PETUNJUK KERJA:
[A] Dalam artikel tentang Ramadan di Cina, di universitas mana Syukron menempuh studi S-2?
[B] Salin dengan tepat bagian artikel tentang Ramadan di Cina yang dimulai dari "Beberapa orang Indonesia" dan berakhir pada "negeri komunis tersebut.".

---------- TEKS YANG DITAMPILKAN

Menuju konten utama
Kenangan Ramadan

Ramadan Musim Panas dan Hadiah Masjid Baru di Cina

Beberapa orang Indonesia berkesempatan beribadah puasa di RRC karena urusan menuntut ilmu dan lainnya. Bagaimana merasakan berpuasa di negeri komunis?

Ramadan Musim Panas dan Hadiah Masjid Baru di Cina
Umat Muslim berdoa sebelum berbuka puasa di Masjid Niujie, Beijing, Cina (6/6/2016). EPA/How Hwee Young

tirto.id - Ramadan kali ini bakal dilewati Syukron M Safari dengan istimewa, sudah sejak lama hari-hari beribadah puasanya dihabiskan di negeri orang. Kini ia bisa kembali menikmati Ramadan di Indonesia. Syukron adalah mahasiswa S-2 ilmu pendidikan di Anhui Normal University, Republik Rakyat Cina (RRC). Sejak 2012 silam, sampai seminggu sebelum lebaran tahun lalu, Syukron sudah kenyang menjalani Ramadannya di negeri komunis tersebut.

Meneladani adagium “Tuntutlah ilmu sampai ke negeri Cina”, Syukron telah menjalani empat tahun terakhir hidupnya sebagai pelajar di sana. “Sekarang lagi mengerjakan tesis di sini (Indonesia). September nanti rencananya sudah balik ke sana lagi,” cerita Syukron pada Tirto.

Berkesempatan belajar ke negeri orang tentu saja sebuah pengalaman berharga. Begitu pula bagi Syukron. Kesempatan itu juga memberikannya pengalaman untuk menikmati Ramadan di sana. Sebagai Muslim, pengalaman itu memberinya pelajaran tentang sikap tenggang rasa dan toleransi. Syukron yang biasanya adalah masyarakat mayoritas di negerinya, kini dalam satu titik hidupnya, harus merasakan jadi kelompok minoritas di negeri orang.

“Ada banyak perbedaan, itu pasti,” kata Syukron.

Salah satu contohnya adalah durasi berpuasa. Di Indonesia, yang dilintasi garis ekuator, lamanya puasa di bulan Ramadan cenderung stabil setiap tahunnya. Rata-rata di angka 12-13 jam per hari. Di RRC, negeri sub-tropis, durasi ini sedikit lebih lama.

“Rata-rata sih 16 jam,” kenang Syukron.

“Sekitar jam 3 sudah sahur, bukanya sekitar jam delapan lebih sepuluh menit, untuk di awal-awal Ramadan.” Dan akan terus berkurang beberapa menit sampai akhir Ramadan, persis seperti yang terjadi di tempat-tempat lain.

--------------------
---------- BAHAN HASIL EKSTRAKSI

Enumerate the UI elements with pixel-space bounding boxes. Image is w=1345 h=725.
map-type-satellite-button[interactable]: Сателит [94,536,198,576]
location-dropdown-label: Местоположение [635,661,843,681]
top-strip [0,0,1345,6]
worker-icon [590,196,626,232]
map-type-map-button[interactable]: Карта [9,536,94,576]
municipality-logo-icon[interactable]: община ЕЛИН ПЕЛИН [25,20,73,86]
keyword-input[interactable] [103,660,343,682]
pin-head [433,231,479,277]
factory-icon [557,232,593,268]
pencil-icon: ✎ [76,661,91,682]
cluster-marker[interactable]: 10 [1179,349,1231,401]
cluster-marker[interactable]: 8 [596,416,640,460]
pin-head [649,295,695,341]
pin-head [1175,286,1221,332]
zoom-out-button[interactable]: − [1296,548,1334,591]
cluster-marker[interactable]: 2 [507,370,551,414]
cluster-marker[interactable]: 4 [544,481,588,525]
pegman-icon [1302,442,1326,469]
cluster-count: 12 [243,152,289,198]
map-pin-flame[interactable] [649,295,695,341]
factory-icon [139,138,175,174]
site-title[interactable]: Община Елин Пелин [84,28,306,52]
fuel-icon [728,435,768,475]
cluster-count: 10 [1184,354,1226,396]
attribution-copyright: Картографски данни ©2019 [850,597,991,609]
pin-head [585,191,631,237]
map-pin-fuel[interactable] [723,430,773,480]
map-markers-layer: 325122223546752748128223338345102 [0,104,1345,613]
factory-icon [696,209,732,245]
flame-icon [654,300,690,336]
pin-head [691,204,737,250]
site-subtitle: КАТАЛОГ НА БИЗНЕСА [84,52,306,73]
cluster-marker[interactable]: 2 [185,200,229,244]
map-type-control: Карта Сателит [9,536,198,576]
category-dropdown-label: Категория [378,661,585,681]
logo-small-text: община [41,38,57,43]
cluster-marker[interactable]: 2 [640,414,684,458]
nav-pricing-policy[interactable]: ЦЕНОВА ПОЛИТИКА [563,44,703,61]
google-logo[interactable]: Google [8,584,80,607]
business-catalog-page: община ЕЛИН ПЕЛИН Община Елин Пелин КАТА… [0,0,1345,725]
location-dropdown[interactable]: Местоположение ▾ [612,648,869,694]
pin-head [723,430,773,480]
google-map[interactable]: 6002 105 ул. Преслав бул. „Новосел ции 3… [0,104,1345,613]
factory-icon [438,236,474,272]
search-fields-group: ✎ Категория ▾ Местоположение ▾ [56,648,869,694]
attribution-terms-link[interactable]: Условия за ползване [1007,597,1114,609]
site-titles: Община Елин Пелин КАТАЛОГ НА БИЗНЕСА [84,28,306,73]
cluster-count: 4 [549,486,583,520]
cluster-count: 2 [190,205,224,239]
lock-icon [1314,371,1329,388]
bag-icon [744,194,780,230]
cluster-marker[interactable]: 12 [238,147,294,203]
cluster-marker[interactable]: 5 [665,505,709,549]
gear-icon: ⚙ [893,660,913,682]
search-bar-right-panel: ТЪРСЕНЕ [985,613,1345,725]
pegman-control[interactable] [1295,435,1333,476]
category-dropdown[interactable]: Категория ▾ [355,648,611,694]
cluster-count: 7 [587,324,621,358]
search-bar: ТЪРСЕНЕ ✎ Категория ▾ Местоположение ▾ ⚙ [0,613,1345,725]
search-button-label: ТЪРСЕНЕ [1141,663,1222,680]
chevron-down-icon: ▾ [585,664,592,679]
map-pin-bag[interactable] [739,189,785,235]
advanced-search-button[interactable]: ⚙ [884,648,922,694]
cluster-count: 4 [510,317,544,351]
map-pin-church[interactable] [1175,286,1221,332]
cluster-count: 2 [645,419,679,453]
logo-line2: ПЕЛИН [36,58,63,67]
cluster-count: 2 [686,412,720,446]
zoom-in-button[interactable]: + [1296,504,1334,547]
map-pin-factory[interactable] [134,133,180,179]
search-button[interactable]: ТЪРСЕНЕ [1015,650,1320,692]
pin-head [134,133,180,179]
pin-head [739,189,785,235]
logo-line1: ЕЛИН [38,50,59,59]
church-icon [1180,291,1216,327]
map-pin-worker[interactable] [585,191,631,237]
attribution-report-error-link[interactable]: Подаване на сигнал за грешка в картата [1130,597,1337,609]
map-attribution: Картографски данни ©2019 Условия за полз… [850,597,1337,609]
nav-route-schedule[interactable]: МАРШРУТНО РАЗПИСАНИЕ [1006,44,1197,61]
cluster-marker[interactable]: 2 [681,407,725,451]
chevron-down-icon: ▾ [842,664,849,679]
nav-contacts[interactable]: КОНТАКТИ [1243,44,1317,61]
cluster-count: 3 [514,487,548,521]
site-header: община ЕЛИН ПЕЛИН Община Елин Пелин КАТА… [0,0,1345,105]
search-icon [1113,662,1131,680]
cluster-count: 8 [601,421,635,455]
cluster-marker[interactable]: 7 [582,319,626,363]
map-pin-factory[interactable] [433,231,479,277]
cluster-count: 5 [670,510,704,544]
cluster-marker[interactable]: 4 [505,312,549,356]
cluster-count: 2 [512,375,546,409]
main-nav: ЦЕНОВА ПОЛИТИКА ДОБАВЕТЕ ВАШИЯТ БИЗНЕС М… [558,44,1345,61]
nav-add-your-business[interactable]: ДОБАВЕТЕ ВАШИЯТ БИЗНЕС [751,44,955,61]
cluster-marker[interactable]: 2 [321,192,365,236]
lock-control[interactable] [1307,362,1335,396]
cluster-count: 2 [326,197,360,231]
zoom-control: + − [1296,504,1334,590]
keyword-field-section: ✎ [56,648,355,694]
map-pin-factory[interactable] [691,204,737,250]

--------------------

JAWABAN BERURUTAN:
[A] Di Anhui Normal University, Republik Rakyat Cina.

[B]
Beberapa orang Indonesia berkesempatan beribadah puasa di RRC karena urusan menuntut ilmu dan lainnya. Bagaimana merasakan berpuasa di negeri komunis?

Ramadan Musim Panas dan Hadiah Masjid Baru di Cina
Umat Muslim berdoa sebelum berbuka puasa di Masjid Niujie, Beijing, Cina (6/6/2016). EPA/How Hwee Young

tirto.id - Ramadan kali ini bakal dilewati Syukron M Safari dengan istimewa, sudah sejak lama hari-hari beribadah puasanya dihabiskan di negeri orang. Kini ia bisa kembali menikmati Ramadan di Indonesia. Syukron adalah mahasiswa S-2 ilmu pendidikan di Anhui Normal University, Republik Rakyat Cina (RRC). Sejak 2012 silam, sampai seminggu sebelum lebaran tahun lalu, Syukron sudah kenyang menjalani Ramadannya di negeri komunis tersebut.